■ **WRITTEN TASK**
Read the records and gather each line that includes "налога".

-- Start of RECORDS FOR THIS EXERCISE --

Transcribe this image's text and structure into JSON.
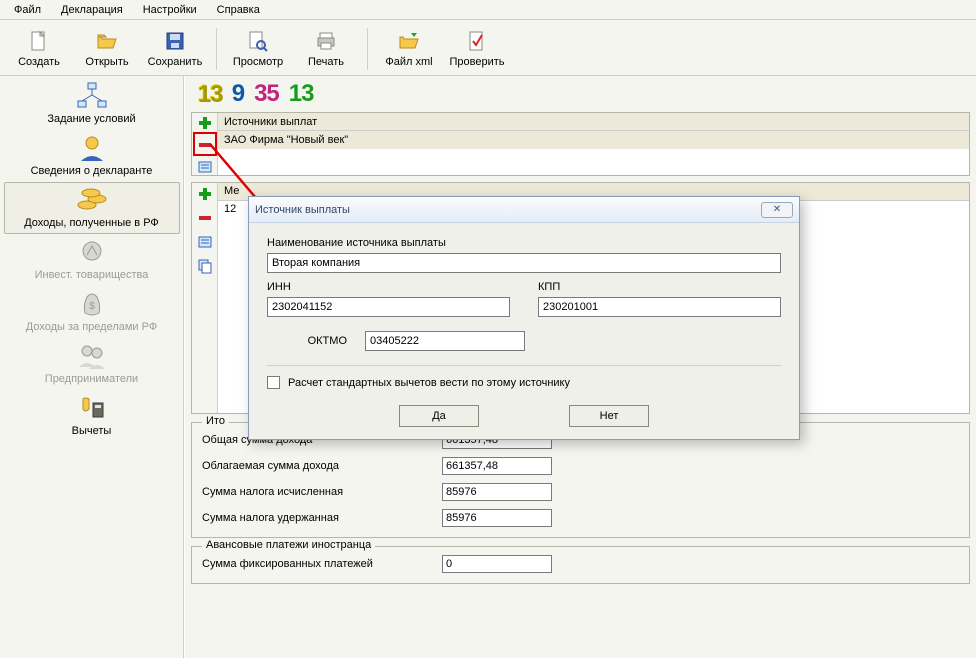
{
  "menu": {
    "file": "Файл",
    "declaration": "Декларация",
    "settings": "Настройки",
    "help": "Справка"
  },
  "toolbar": {
    "create": "Создать",
    "open": "Открыть",
    "save": "Сохранить",
    "view": "Просмотр",
    "print": "Печать",
    "filexml": "Файл xml",
    "check": "Проверить"
  },
  "sidebar": {
    "task": "Задание условий",
    "declarant": "Сведения о декларанте",
    "income_rf": "Доходы, полученные в РФ",
    "invest": "Инвест. товарищества",
    "income_outside": "Доходы за пределами РФ",
    "entrepreneurs": "Предприниматели",
    "deductions": "Вычеты"
  },
  "rates": {
    "r1": "13",
    "r2": "9",
    "r3": "35",
    "r4": "13"
  },
  "sources": {
    "header": "Источники выплат",
    "row1": "ЗАО Фирма \"Новый век\""
  },
  "months": {
    "head_month": "Ме",
    "row1_month": "12"
  },
  "totals": {
    "legend": "Ито",
    "total_income_label": "Общая сумма дохода",
    "total_income": "661357,48",
    "taxable_income_label": "Облагаемая сумма дохода",
    "taxable_income": "661357,48",
    "tax_calc_label": "Сумма налога исчисленная",
    "tax_calc": "85976",
    "tax_withheld_label": "Сумма налога удержанная",
    "tax_withheld": "85976"
  },
  "advance": {
    "legend": "Авансовые платежи иностранца",
    "fixed_label": "Сумма фиксированных платежей",
    "fixed": "0"
  },
  "dialog": {
    "title": "Источник выплаты",
    "name_label": "Наименование источника выплаты",
    "name": "Вторая компания",
    "inn_label": "ИНН",
    "inn": "2302041152",
    "kpp_label": "КПП",
    "kpp": "230201001",
    "oktmo_label": "ОКТМО",
    "oktmo": "03405222",
    "stdded": "Расчет стандартных вычетов вести по этому источнику",
    "yes": "Да",
    "no": "Нет",
    "close": "✕"
  }
}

-- End of RECORDS FOR THIS EXERCISE --

■ **WRITTEN RESPONSE**
    "tax_calc_label": "Сумма налога исчисленная",
    "tax_withheld_label": "Сумма налога удержанная",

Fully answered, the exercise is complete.